EXTRACTED RECORDS:

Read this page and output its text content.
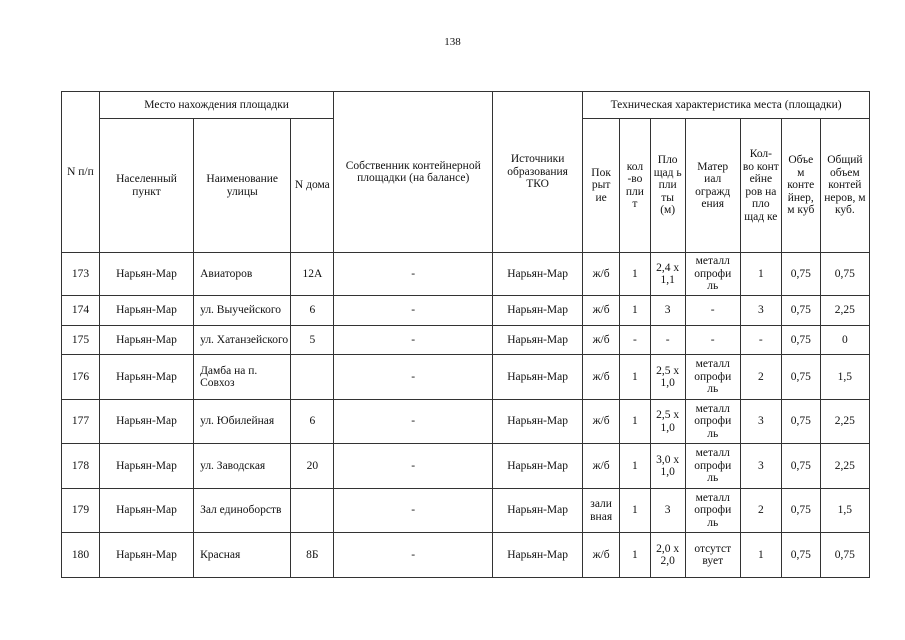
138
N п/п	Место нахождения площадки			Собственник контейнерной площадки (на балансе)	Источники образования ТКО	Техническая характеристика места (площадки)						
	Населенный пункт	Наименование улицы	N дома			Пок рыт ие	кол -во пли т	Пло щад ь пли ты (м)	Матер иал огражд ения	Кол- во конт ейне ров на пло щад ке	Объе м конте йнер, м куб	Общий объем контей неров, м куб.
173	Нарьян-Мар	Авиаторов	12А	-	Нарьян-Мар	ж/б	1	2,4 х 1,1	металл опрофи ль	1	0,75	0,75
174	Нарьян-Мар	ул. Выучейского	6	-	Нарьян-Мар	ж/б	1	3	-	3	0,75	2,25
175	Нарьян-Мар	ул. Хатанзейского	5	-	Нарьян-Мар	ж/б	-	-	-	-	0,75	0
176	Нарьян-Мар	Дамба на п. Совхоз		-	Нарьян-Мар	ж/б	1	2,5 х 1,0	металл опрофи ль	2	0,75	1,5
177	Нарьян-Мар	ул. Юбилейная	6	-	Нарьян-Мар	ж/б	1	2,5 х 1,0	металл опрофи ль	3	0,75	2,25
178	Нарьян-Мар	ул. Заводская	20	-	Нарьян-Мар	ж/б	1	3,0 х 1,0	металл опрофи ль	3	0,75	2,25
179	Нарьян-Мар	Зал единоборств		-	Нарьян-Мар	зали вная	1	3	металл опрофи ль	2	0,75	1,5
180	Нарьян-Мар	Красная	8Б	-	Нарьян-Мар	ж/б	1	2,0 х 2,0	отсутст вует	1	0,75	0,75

TASK OBJECTIVE: Copy every line in the entries above that has the string "металл" in it.

CORRECT OUTPUT:
173	Нарьян-Мар	Авиаторов	12А	-	Нарьян-Мар	ж/б	1	2,4 х 1,1	металл опрофи ль	1	0,75	0,75
176	Нарьян-Мар	Дамба на п. Совхоз		-	Нарьян-Мар	ж/б	1	2,5 х 1,0	металл опрофи ль	2	0,75	1,5
177	Нарьян-Мар	ул. Юбилейная	6	-	Нарьян-Мар	ж/б	1	2,5 х 1,0	металл опрофи ль	3	0,75	2,25
178	Нарьян-Мар	ул. Заводская	20	-	Нарьян-Мар	ж/б	1	3,0 х 1,0	металл опрофи ль	3	0,75	2,25
179	Нарьян-Мар	Зал единоборств		-	Нарьян-Мар	зали вная	1	3	металл опрофи ль	2	0,75	1,5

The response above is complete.